Records for processing:
========
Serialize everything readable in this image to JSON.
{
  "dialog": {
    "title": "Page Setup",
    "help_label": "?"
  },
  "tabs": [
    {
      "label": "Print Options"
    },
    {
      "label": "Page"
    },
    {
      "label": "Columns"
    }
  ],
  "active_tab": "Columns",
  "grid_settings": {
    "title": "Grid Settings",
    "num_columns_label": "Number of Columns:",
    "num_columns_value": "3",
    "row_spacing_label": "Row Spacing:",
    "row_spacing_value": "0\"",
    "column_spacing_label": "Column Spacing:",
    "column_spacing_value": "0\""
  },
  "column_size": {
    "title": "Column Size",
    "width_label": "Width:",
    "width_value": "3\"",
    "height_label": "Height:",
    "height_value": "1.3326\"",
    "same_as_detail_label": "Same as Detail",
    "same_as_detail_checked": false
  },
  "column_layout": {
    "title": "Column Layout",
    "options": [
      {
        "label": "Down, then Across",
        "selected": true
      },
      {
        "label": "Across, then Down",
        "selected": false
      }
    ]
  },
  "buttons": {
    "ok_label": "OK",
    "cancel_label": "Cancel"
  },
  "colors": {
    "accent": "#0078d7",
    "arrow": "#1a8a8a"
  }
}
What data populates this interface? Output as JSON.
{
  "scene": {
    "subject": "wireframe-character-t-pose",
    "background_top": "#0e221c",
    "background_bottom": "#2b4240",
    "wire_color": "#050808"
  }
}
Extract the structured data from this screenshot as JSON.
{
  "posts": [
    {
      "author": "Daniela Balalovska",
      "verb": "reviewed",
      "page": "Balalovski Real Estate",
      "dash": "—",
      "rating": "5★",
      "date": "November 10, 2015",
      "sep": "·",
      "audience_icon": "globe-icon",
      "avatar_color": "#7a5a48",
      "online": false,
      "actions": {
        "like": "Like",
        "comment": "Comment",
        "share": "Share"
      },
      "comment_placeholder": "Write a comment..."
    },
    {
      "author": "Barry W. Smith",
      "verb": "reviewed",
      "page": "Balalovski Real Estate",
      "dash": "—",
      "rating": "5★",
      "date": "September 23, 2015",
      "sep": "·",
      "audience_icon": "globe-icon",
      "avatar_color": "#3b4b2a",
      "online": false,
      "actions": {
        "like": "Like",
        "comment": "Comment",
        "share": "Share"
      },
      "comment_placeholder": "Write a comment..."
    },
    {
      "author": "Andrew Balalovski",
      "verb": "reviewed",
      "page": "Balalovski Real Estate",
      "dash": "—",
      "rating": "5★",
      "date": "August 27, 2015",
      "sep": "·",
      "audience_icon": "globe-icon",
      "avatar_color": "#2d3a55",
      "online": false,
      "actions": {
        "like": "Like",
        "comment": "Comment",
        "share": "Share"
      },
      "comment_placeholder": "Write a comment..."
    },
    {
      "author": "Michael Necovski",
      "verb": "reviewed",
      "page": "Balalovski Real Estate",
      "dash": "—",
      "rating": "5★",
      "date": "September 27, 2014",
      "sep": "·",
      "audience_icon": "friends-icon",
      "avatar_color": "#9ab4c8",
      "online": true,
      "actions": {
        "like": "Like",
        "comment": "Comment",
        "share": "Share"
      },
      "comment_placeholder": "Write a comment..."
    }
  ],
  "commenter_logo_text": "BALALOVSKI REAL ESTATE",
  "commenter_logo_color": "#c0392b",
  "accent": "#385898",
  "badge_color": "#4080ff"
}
========
Task statement: Quote all the records. Keep every word exact.

Expected output:
Serialize everything readable in this image to JSON.
{
  "dialog": {
    "title": "Page Setup",
    "help_label": "?"
  },
  "tabs": [
    {
      "label": "Print Options"
    },
    {
      "label": "Page"
    },
    {
      "label": "Columns"
    }
  ],
  "active_tab": "Columns",
  "grid_settings": {
    "title": "Grid Settings",
    "num_columns_label": "Number of Columns:",
    "num_columns_value": "3",
    "row_spacing_label": "Row Spacing:",
    "row_spacing_value": "0\"",
    "column_spacing_label": "Column Spacing:",
    "column_spacing_value": "0\""
  },
  "column_size": {
    "title": "Column Size",
    "width_label": "Width:",
    "width_value": "3\"",
    "height_label": "Height:",
    "height_value": "1.3326\"",
    "same_as_detail_label": "Same as Detail",
    "same_as_detail_checked": false
  },
  "column_layout": {
    "title": "Column Layout",
    "options": [
      {
        "label": "Down, then Across",
        "selected": true
      },
      {
        "label": "Across, then Down",
        "selected": false
      }
    ]
  },
  "buttons": {
    "ok_label": "OK",
    "cancel_label": "Cancel"
  },
  "colors": {
    "accent": "#0078d7",
    "arrow": "#1a8a8a"
  }
}
What data populates this interface? Output as JSON.
{
  "scene": {
    "subject": "wireframe-character-t-pose",
    "background_top": "#0e221c",
    "background_bottom": "#2b4240",
    "wire_color": "#050808"
  }
}
Extract the structured data from this screenshot as JSON.
{
  "posts": [
    {
      "author": "Daniela Balalovska",
      "verb": "reviewed",
      "page": "Balalovski Real Estate",
      "dash": "—",
      "rating": "5★",
      "date": "November 10, 2015",
      "sep": "·",
      "audience_icon": "globe-icon",
      "avatar_color": "#7a5a48",
      "online": false,
      "actions": {
        "like": "Like",
        "comment": "Comment",
        "share": "Share"
      },
      "comment_placeholder": "Write a comment..."
    },
    {
      "author": "Barry W. Smith",
      "verb": "reviewed",
      "page": "Balalovski Real Estate",
      "dash": "—",
      "rating": "5★",
      "date": "September 23, 2015",
      "sep": "·",
      "audience_icon": "globe-icon",
      "avatar_color": "#3b4b2a",
      "online": false,
      "actions": {
        "like": "Like",
        "comment": "Comment",
        "share": "Share"
      },
      "comment_placeholder": "Write a comment..."
    },
    {
      "author": "Andrew Balalovski",
      "verb": "reviewed",
      "page": "Balalovski Real Estate",
      "dash": "—",
      "rating": "5★",
      "date": "August 27, 2015",
      "sep": "·",
      "audience_icon": "globe-icon",
      "avatar_color": "#2d3a55",
      "online": false,
      "actions": {
        "like": "Like",
        "comment": "Comment",
        "share": "Share"
      },
      "comment_placeholder": "Write a comment..."
    },
    {
      "author": "Michael Necovski",
      "verb": "reviewed",
      "page": "Balalovski Real Estate",
      "dash": "—",
      "rating": "5★",
      "date": "September 27, 2014",
      "sep": "·",
      "audience_icon": "friends-icon",
      "avatar_color": "#9ab4c8",
      "online": true,
      "actions": {
        "like": "Like",
        "comment": "Comment",
        "share": "Share"
      },
      "comment_placeholder": "Write a comment..."
    }
  ],
  "commenter_logo_text": "BALALOVSKI REAL ESTATE",
  "commenter_logo_color": "#c0392b",
  "accent": "#385898",
  "badge_color": "#4080ff"
}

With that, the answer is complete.